- **The request**
Identify every line in the records below that contains the word "Наталя", and reproduce each one.

- **Information supplied**
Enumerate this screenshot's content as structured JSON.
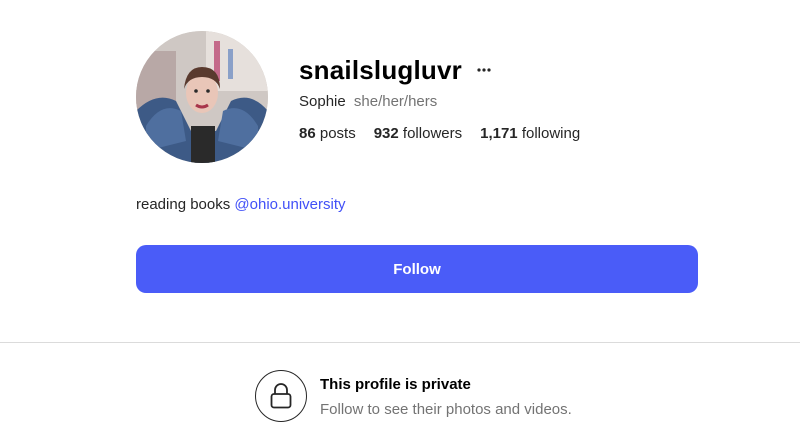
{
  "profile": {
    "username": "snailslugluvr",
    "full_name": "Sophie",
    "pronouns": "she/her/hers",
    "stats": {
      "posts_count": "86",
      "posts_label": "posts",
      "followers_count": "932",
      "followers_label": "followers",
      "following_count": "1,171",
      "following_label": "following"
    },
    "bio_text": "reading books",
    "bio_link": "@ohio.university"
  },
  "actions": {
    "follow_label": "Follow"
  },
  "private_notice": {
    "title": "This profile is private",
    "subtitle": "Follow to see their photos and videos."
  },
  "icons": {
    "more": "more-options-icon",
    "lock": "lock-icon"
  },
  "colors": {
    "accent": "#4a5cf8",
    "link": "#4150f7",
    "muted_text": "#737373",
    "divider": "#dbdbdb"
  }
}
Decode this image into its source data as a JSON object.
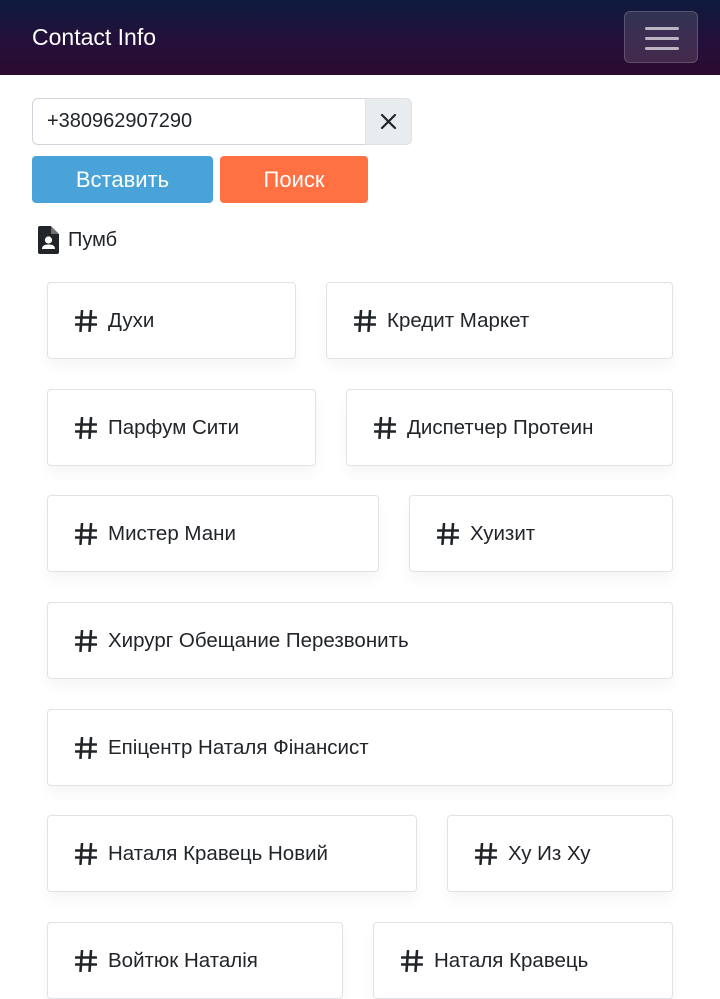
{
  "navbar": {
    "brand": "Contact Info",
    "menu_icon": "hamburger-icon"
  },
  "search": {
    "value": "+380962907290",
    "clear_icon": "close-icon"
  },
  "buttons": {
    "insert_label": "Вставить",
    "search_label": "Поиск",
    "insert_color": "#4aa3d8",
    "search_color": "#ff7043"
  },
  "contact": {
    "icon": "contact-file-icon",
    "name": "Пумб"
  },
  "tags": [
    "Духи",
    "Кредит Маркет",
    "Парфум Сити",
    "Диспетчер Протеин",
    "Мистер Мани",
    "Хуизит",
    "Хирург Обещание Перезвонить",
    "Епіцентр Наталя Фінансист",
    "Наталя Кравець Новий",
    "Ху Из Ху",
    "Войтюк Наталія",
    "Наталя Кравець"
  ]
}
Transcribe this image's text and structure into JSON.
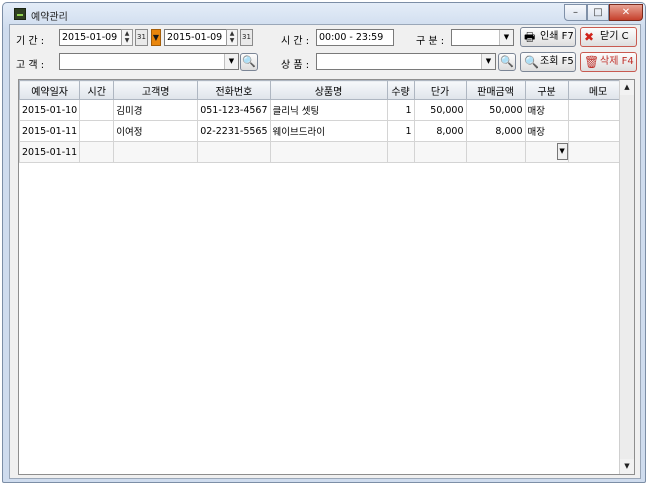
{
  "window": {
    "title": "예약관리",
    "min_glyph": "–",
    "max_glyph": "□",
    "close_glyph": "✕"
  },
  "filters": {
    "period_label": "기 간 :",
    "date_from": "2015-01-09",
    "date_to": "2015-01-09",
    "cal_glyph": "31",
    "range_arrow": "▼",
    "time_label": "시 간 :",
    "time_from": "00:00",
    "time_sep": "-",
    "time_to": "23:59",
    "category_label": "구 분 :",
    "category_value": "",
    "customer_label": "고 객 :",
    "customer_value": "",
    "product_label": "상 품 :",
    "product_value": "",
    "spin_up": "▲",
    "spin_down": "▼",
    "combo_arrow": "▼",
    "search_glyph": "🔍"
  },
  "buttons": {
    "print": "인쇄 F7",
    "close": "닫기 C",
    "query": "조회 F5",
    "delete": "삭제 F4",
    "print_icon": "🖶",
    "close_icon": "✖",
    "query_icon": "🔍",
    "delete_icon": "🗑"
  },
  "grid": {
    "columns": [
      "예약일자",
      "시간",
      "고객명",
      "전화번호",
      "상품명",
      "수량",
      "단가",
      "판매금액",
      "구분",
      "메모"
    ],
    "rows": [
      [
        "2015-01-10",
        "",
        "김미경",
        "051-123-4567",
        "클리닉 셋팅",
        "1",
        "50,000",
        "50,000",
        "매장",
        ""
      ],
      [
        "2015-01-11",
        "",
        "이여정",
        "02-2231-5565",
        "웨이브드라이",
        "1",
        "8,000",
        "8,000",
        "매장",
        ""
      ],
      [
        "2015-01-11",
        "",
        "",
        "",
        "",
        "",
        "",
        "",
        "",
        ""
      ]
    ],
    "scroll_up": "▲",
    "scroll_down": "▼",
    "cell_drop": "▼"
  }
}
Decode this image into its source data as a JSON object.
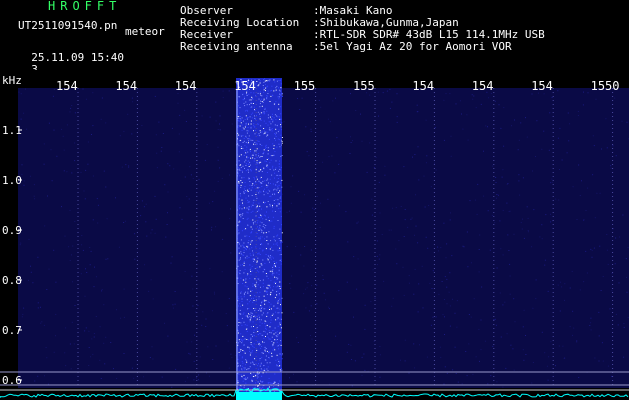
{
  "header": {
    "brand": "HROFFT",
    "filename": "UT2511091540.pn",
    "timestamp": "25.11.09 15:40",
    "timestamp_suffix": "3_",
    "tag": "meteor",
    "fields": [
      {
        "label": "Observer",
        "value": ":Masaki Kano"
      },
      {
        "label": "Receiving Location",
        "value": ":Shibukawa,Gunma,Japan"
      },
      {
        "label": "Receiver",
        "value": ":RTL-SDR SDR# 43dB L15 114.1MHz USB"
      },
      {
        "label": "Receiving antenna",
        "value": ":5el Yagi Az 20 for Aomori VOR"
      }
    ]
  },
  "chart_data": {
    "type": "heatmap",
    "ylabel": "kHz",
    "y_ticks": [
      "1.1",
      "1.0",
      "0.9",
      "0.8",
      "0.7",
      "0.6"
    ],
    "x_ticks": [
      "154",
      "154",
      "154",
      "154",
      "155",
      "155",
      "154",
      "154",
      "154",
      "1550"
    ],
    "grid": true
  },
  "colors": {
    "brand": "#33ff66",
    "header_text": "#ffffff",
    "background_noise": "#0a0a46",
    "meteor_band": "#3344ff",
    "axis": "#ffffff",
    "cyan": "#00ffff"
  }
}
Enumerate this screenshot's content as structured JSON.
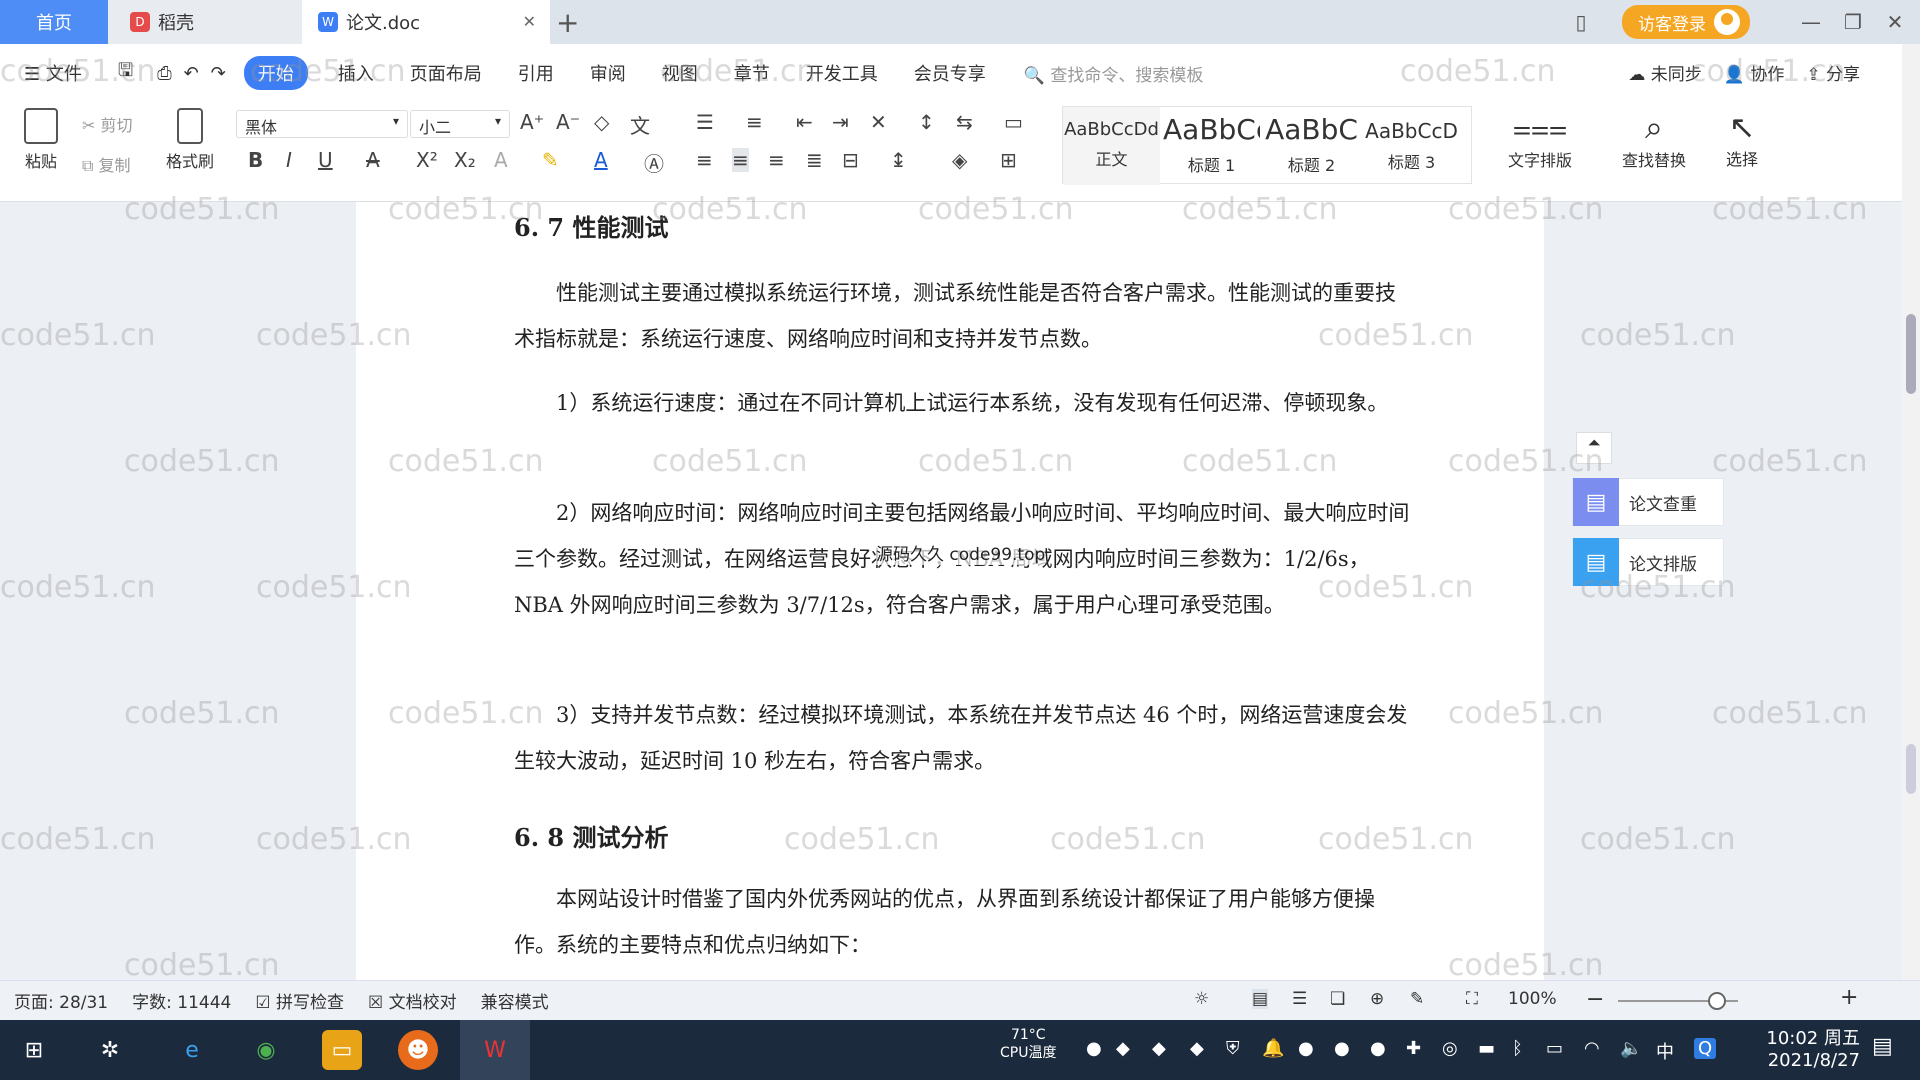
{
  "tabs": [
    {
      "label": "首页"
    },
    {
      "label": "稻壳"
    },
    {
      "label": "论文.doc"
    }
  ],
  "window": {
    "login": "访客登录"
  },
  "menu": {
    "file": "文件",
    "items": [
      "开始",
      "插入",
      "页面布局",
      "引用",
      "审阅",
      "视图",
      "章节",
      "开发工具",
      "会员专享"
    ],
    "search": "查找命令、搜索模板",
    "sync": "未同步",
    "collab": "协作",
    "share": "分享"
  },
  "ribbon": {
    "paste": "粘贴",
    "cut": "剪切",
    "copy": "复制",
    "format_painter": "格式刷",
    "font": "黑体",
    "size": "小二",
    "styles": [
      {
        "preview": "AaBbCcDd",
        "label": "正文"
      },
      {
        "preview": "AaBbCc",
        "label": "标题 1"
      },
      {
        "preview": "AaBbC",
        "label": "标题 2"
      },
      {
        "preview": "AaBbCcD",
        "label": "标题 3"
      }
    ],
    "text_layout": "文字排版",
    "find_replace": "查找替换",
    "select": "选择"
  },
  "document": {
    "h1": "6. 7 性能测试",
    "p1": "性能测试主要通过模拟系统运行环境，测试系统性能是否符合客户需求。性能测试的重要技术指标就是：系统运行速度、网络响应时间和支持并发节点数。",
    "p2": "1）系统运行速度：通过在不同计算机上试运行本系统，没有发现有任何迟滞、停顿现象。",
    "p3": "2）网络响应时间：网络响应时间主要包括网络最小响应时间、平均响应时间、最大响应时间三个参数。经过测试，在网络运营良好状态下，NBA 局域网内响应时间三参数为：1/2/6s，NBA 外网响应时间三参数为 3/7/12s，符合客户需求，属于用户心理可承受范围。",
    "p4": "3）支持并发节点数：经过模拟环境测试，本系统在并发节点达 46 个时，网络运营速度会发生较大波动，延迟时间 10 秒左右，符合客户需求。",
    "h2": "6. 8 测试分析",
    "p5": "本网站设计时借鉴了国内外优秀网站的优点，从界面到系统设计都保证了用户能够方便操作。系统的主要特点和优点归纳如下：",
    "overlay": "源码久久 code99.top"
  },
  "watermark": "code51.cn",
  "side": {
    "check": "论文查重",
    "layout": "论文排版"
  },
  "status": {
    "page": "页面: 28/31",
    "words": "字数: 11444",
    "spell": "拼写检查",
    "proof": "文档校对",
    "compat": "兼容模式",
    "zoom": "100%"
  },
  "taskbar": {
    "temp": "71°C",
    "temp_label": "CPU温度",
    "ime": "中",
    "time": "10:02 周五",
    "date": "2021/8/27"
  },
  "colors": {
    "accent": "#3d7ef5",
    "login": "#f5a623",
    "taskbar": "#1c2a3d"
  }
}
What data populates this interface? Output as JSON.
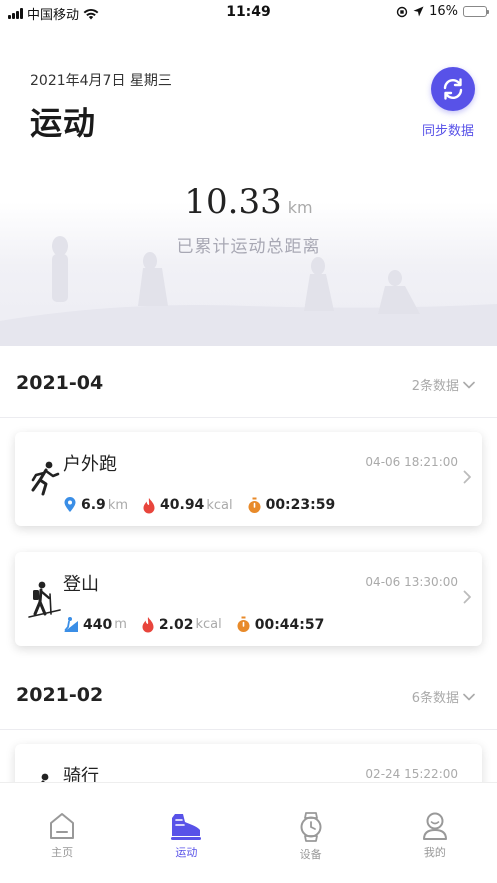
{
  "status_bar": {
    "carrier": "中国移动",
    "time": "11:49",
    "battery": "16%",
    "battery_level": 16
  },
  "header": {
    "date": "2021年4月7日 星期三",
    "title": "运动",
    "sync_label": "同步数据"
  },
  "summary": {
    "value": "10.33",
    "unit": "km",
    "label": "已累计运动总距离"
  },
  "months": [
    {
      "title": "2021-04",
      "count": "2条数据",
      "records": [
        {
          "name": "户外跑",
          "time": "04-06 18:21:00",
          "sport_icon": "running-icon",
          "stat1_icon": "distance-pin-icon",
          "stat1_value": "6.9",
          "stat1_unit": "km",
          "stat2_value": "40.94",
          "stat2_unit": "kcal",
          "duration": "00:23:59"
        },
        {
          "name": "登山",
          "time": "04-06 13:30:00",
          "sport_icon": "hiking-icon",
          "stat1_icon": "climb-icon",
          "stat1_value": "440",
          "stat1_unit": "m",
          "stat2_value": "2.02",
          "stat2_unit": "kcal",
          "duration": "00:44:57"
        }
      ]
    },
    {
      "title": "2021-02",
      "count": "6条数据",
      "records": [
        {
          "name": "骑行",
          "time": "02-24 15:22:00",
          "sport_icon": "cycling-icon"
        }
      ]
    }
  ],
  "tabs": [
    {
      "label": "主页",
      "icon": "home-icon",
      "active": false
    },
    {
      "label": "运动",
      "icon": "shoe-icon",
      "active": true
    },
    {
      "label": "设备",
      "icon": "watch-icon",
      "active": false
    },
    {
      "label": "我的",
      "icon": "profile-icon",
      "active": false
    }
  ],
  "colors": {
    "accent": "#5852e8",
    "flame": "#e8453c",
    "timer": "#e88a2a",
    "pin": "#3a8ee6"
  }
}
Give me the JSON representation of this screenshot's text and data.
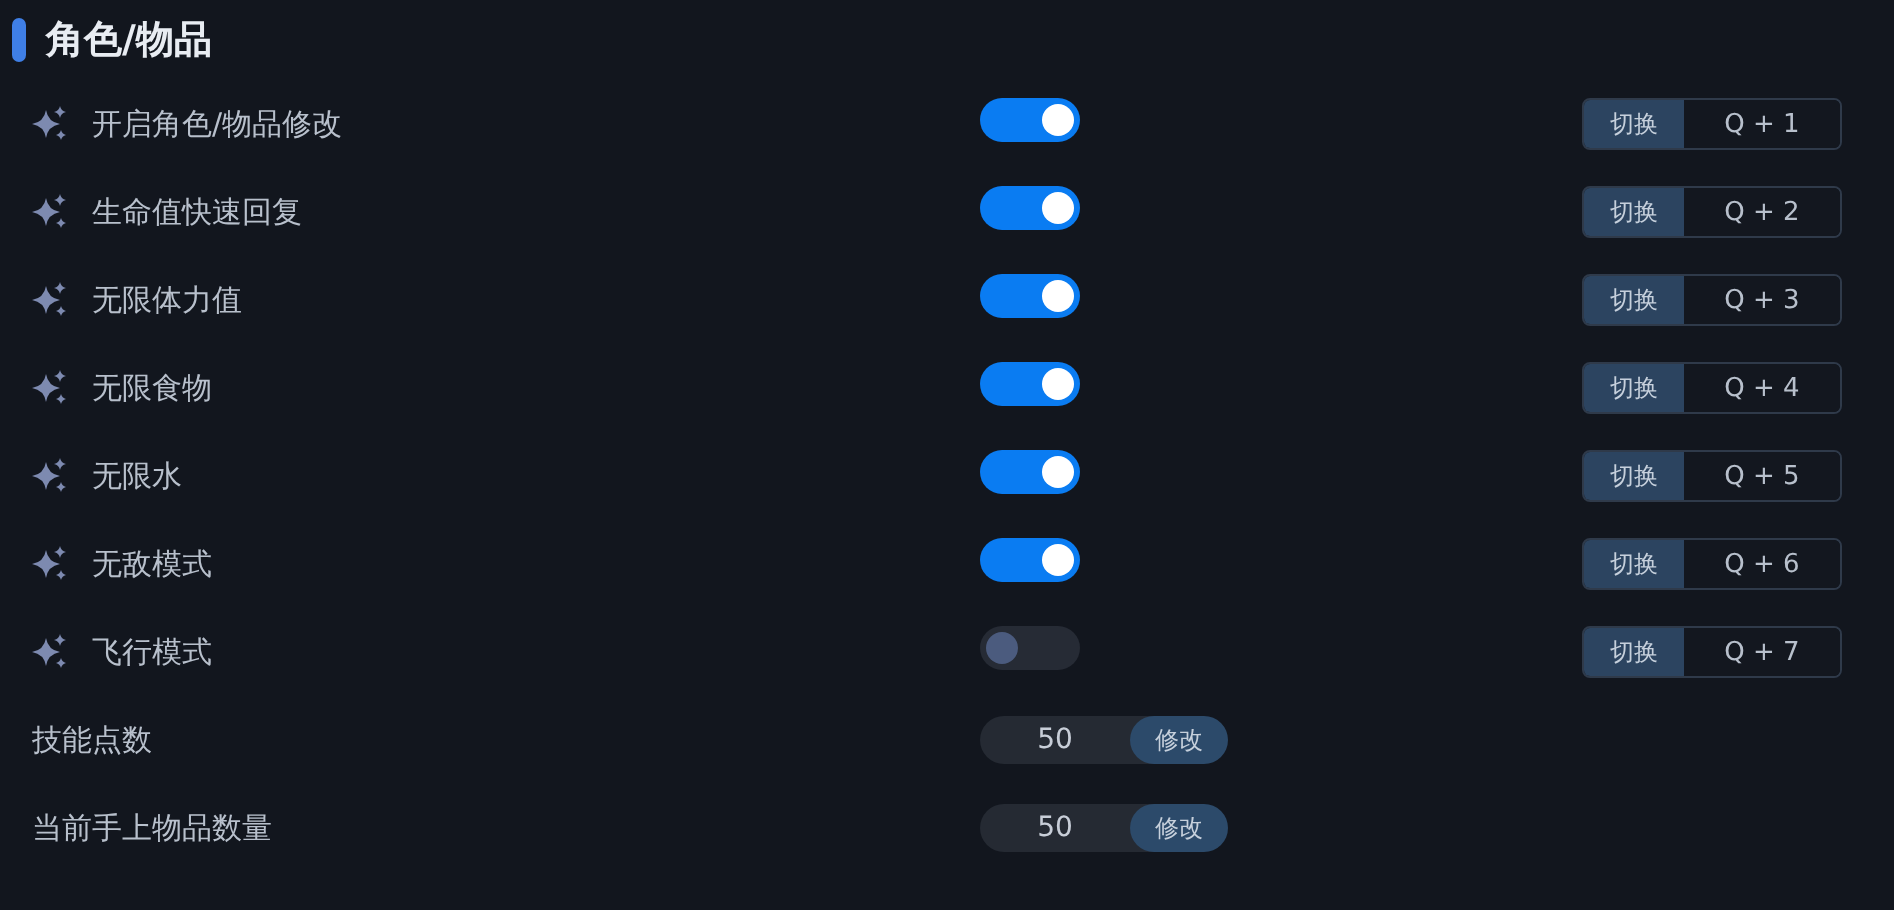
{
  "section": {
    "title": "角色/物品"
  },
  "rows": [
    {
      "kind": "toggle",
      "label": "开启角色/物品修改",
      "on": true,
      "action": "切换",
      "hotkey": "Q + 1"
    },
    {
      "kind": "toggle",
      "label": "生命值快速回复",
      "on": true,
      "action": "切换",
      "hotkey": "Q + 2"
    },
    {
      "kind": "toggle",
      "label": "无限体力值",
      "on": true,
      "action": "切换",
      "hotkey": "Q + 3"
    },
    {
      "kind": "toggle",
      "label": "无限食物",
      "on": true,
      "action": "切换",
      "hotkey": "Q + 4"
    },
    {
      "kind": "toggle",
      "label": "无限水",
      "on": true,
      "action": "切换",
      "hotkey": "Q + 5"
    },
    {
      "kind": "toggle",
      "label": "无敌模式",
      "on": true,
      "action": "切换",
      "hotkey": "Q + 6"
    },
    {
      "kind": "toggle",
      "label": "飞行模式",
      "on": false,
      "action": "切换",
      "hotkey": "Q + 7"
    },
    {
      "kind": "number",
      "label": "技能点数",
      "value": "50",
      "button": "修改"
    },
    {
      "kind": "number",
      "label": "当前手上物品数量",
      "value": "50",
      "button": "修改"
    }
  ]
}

- **Solution**
    "Епіцентр Наталя Фінансист",
    "Наталя Кравець Новий",
    "Наталя Кравець"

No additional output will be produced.